## Records provided
== == ==

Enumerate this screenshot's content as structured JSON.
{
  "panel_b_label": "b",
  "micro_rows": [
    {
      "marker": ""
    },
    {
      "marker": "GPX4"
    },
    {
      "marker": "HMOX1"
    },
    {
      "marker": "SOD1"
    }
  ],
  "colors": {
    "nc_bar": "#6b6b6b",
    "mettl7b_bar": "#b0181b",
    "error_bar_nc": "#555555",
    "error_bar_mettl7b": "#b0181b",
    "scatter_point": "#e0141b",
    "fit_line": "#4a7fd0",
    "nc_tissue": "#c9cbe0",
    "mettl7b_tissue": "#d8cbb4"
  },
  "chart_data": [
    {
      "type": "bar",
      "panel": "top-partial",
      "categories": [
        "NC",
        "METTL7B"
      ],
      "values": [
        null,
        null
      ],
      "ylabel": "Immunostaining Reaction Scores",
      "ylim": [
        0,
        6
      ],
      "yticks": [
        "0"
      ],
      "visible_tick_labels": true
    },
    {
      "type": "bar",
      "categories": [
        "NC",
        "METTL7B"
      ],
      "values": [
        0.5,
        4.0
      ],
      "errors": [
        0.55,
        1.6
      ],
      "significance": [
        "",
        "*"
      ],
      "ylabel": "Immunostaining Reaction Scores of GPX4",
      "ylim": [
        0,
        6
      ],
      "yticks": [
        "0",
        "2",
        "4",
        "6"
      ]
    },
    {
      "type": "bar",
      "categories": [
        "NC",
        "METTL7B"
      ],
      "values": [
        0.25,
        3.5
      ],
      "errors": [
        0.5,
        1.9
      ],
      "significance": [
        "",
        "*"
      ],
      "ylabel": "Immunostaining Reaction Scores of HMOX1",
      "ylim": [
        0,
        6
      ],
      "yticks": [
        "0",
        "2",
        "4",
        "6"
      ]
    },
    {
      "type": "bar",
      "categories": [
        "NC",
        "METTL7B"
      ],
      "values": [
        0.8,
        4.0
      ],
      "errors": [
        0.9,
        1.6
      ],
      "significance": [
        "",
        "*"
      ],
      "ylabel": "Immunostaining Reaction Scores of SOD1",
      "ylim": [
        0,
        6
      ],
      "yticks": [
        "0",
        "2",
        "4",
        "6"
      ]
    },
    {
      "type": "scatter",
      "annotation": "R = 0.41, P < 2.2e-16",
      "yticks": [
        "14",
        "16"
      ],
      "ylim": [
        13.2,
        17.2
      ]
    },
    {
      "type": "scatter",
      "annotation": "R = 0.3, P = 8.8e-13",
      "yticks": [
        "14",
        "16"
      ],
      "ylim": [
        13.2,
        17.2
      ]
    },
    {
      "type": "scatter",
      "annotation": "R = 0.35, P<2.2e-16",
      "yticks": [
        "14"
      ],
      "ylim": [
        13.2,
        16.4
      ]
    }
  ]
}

== == ==

## Exercise goal
Take every line that includes the string "ylabel" and copy it.

## Right answer
      "ylabel": "Immunostaining Reaction Scores",
      "ylabel": "Immunostaining Reaction Scores of GPX4",
      "ylabel": "Immunostaining Reaction Scores of HMOX1",
      "ylabel": "Immunostaining Reaction Scores of SOD1",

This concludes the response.